BEGIN Supplied material
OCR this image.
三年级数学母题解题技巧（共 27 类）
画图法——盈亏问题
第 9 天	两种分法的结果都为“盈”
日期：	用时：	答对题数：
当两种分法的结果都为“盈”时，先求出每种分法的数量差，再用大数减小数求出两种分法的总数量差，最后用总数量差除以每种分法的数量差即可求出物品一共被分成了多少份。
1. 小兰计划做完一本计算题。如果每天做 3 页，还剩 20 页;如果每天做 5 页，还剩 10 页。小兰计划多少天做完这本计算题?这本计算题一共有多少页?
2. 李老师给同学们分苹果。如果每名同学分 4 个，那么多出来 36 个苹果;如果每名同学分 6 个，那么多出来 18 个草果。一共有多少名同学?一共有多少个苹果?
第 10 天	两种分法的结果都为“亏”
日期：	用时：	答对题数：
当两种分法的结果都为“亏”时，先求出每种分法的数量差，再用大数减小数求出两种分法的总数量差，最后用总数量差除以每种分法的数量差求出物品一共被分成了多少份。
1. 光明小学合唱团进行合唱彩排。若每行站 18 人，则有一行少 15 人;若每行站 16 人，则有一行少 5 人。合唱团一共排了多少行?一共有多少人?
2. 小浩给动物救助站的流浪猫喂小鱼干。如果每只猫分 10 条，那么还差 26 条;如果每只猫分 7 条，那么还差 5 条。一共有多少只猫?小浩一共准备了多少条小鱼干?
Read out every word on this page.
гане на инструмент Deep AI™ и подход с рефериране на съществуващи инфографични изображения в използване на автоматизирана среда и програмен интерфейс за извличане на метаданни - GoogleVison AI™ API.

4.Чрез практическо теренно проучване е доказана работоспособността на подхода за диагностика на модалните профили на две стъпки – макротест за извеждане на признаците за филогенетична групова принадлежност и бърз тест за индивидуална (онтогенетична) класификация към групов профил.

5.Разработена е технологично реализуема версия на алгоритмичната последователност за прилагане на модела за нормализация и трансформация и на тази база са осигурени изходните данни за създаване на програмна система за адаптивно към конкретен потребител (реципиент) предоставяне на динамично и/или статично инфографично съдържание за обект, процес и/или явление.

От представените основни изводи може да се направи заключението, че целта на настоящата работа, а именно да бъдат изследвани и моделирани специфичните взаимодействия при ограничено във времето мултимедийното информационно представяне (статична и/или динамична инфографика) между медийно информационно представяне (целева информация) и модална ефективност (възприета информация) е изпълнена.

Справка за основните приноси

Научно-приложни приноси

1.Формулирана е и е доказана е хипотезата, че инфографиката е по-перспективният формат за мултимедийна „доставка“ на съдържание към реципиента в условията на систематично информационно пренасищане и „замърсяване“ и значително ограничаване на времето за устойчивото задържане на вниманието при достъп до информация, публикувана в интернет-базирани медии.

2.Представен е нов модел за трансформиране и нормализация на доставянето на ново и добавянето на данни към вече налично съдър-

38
END Supplied material
Where a line in the entries holds "先求出每种分法的数量差", copy that line.

当两种分法的结果都为“盈”时，先求出每种分法的数量差，再用大数减小数求出两种分法的总数量差，最后用总数量差除以每种分法的数量差即可求出物品一共被分成了多少份。
当两种分法的结果都为“亏”时，先求出每种分法的数量差，再用大数减小数求出两种分法的总数量差，最后用总数量差除以每种分法的数量差求出物品一共被分成了多少份。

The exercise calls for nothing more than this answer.